● PROBLEM DESCRIPTION:
Write the listing below out again exactly, dropping the images.

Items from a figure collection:
============================================================

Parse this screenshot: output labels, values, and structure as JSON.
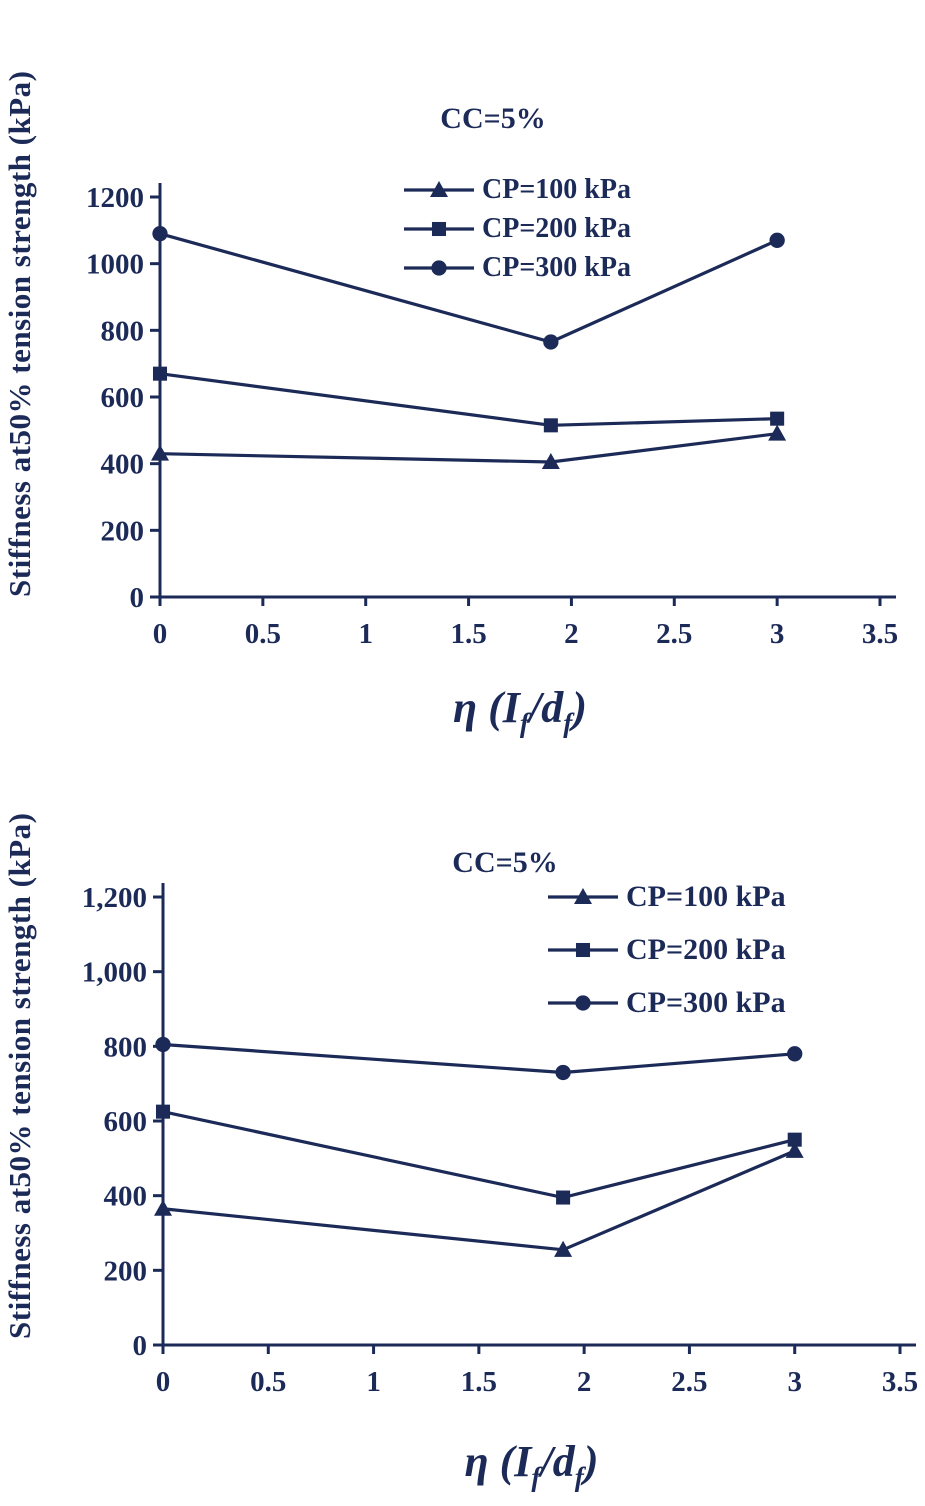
{
  "figure": {
    "background": "#ffffff",
    "ink": "#1c2a58"
  },
  "chart_data": [
    {
      "type": "line",
      "title": "CC=5%",
      "ylabel": "Stiffness at50% tension strength (kPa)",
      "xlabel": "η (If/df)",
      "xlabel_parts": {
        "p1": "η (I",
        "s1": "f",
        "p2": "/d",
        "s2": "f",
        "p3": ")"
      },
      "color": "#1c2a58",
      "grid": false,
      "legend_position": "upper-center-inside",
      "xlim": [
        0,
        3.5
      ],
      "ylim": [
        0,
        1200
      ],
      "xticks": [
        "0",
        "0.5",
        "1",
        "1.5",
        "2",
        "2.5",
        "3",
        "3.5"
      ],
      "yticks": [
        "0",
        "200",
        "400",
        "600",
        "800",
        "1000",
        "1200"
      ],
      "x": [
        0,
        1.9,
        3
      ],
      "series": [
        {
          "name": "CP=100 kPa",
          "marker": "triangle",
          "values": [
            430,
            405,
            490
          ]
        },
        {
          "name": "CP=200 kPa",
          "marker": "square",
          "values": [
            670,
            515,
            535
          ]
        },
        {
          "name": "CP=300 kPa",
          "marker": "circle",
          "values": [
            1090,
            765,
            1070
          ]
        }
      ]
    },
    {
      "type": "line",
      "title": "CC=5%",
      "ylabel": "Stiffness at50% tension strength (kPa)",
      "xlabel": "η (If/df)",
      "xlabel_parts": {
        "p1": "η (I",
        "s1": "f",
        "p2": "/d",
        "s2": "f",
        "p3": ")"
      },
      "color": "#1c2a58",
      "grid": false,
      "legend_position": "upper-right-inside",
      "xlim": [
        0,
        3.5
      ],
      "ylim": [
        0,
        1200
      ],
      "xticks": [
        "0",
        "0.5",
        "1",
        "1.5",
        "2",
        "2.5",
        "3",
        "3.5"
      ],
      "yticks": [
        "0",
        "200",
        "400",
        "600",
        "800",
        "1,000",
        "1,200"
      ],
      "x": [
        0,
        1.9,
        3
      ],
      "series": [
        {
          "name": "CP=100 kPa",
          "marker": "triangle",
          "values": [
            365,
            255,
            520
          ]
        },
        {
          "name": "CP=200 kPa",
          "marker": "square",
          "values": [
            625,
            395,
            550
          ]
        },
        {
          "name": "CP=300 kPa",
          "marker": "circle",
          "values": [
            805,
            730,
            780
          ]
        }
      ]
    }
  ]
}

============================================================

● REPLY:
Parse this screenshot: output labels, values, and structure as JSON.
{
  "figure": {
    "background": "#ffffff",
    "ink": "#1c2a58"
  },
  "chart_data": [
    {
      "type": "line",
      "title": "CC=5%",
      "ylabel": "Stiffness at50% tension strength (kPa)",
      "xlabel": "η (If/df)",
      "xlabel_parts": {
        "p1": "η (I",
        "s1": "f",
        "p2": "/d",
        "s2": "f",
        "p3": ")"
      },
      "color": "#1c2a58",
      "grid": false,
      "legend_position": "upper-center-inside",
      "xlim": [
        0,
        3.5
      ],
      "ylim": [
        0,
        1200
      ],
      "xticks": [
        "0",
        "0.5",
        "1",
        "1.5",
        "2",
        "2.5",
        "3",
        "3.5"
      ],
      "yticks": [
        "0",
        "200",
        "400",
        "600",
        "800",
        "1000",
        "1200"
      ],
      "x": [
        0,
        1.9,
        3
      ],
      "series": [
        {
          "name": "CP=100 kPa",
          "marker": "triangle",
          "values": [
            430,
            405,
            490
          ]
        },
        {
          "name": "CP=200 kPa",
          "marker": "square",
          "values": [
            670,
            515,
            535
          ]
        },
        {
          "name": "CP=300 kPa",
          "marker": "circle",
          "values": [
            1090,
            765,
            1070
          ]
        }
      ]
    },
    {
      "type": "line",
      "title": "CC=5%",
      "ylabel": "Stiffness at50% tension strength (kPa)",
      "xlabel": "η (If/df)",
      "xlabel_parts": {
        "p1": "η (I",
        "s1": "f",
        "p2": "/d",
        "s2": "f",
        "p3": ")"
      },
      "color": "#1c2a58",
      "grid": false,
      "legend_position": "upper-right-inside",
      "xlim": [
        0,
        3.5
      ],
      "ylim": [
        0,
        1200
      ],
      "xticks": [
        "0",
        "0.5",
        "1",
        "1.5",
        "2",
        "2.5",
        "3",
        "3.5"
      ],
      "yticks": [
        "0",
        "200",
        "400",
        "600",
        "800",
        "1,000",
        "1,200"
      ],
      "x": [
        0,
        1.9,
        3
      ],
      "series": [
        {
          "name": "CP=100 kPa",
          "marker": "triangle",
          "values": [
            365,
            255,
            520
          ]
        },
        {
          "name": "CP=200 kPa",
          "marker": "square",
          "values": [
            625,
            395,
            550
          ]
        },
        {
          "name": "CP=300 kPa",
          "marker": "circle",
          "values": [
            805,
            730,
            780
          ]
        }
      ]
    }
  ]
}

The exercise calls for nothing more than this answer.